How to complete this task:
Go through the material below and return each line with the string "piControl" in it.

Information shown:
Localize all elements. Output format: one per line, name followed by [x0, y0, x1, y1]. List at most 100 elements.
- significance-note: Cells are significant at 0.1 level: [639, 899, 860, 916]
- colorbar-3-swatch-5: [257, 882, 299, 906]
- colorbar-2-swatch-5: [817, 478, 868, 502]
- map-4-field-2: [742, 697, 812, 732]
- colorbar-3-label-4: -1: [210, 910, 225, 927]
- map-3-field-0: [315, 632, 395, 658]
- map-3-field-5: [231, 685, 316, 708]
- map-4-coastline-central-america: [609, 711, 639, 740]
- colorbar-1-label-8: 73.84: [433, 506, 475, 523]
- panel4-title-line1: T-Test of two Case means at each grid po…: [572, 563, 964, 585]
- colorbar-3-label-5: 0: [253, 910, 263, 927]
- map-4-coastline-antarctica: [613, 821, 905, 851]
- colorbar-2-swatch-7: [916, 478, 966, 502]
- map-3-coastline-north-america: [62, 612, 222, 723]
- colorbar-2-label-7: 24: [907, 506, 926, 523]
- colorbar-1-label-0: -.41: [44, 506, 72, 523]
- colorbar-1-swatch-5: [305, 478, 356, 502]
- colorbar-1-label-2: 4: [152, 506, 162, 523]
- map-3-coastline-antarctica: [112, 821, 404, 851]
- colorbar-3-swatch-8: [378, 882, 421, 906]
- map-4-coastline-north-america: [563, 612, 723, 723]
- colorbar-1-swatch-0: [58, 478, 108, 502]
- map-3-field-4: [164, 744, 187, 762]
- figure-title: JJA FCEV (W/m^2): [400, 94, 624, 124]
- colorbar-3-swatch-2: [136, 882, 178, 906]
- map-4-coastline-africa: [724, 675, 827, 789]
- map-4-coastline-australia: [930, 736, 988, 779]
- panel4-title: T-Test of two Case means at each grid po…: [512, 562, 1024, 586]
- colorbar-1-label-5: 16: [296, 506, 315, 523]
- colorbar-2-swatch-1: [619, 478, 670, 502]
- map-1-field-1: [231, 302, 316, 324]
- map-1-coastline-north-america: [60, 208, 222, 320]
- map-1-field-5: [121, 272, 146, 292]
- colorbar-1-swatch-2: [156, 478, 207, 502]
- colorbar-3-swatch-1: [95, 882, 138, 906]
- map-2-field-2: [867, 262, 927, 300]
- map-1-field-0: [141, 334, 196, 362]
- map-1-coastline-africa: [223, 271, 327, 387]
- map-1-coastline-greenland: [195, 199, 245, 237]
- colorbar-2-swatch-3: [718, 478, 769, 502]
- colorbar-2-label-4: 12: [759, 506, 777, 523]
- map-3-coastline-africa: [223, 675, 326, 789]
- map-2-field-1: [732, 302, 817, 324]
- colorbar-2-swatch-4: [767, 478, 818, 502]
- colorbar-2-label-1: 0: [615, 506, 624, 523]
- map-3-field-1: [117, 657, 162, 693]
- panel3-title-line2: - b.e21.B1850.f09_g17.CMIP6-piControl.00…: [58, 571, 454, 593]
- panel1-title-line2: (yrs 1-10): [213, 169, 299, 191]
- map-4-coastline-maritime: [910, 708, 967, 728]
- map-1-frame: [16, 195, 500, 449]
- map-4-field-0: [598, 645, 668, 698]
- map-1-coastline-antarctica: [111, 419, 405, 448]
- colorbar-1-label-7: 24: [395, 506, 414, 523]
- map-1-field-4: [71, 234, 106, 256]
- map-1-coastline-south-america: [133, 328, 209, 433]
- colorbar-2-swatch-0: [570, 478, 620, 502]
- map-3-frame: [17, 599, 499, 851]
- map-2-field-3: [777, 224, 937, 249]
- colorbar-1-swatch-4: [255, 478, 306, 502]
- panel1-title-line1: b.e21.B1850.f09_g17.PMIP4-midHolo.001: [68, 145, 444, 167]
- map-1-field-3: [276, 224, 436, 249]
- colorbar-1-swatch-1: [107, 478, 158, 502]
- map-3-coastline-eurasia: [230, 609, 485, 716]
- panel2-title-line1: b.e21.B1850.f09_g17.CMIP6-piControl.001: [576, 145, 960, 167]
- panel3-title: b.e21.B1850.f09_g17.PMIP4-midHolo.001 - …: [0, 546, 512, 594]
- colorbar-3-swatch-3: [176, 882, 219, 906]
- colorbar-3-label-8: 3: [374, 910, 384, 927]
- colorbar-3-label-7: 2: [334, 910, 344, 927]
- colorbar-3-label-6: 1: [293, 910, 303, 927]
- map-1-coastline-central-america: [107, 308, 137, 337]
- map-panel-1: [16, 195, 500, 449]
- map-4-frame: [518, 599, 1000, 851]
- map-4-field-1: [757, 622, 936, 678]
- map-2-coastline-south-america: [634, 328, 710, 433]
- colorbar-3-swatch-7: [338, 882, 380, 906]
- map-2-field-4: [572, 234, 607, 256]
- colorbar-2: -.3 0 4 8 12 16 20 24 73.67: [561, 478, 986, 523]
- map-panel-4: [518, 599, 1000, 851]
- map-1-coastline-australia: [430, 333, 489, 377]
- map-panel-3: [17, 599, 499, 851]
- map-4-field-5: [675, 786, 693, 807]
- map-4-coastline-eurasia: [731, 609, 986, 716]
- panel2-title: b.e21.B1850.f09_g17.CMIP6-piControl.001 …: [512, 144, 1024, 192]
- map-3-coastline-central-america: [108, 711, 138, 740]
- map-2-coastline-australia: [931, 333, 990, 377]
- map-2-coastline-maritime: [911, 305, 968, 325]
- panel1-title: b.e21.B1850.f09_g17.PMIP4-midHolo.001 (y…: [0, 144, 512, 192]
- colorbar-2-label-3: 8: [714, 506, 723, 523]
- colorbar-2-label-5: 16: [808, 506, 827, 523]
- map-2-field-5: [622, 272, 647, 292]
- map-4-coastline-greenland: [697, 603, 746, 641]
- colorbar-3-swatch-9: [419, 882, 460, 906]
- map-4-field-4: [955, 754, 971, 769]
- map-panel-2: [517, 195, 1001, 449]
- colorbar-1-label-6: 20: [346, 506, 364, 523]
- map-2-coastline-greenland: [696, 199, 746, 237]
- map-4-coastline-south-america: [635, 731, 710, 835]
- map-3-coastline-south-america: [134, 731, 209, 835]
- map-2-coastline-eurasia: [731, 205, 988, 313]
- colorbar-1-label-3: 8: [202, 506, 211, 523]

Reply:
- panel3-title-line2: - b.e21.B1850.f09_g17.CMIP6-piControl.00…: [58, 571, 454, 593]
- panel2-title-line1: b.e21.B1850.f09_g17.CMIP6-piControl.001: [576, 145, 960, 167]
- panel2-title: b.e21.B1850.f09_g17.CMIP6-piControl.001 …: [512, 144, 1024, 192]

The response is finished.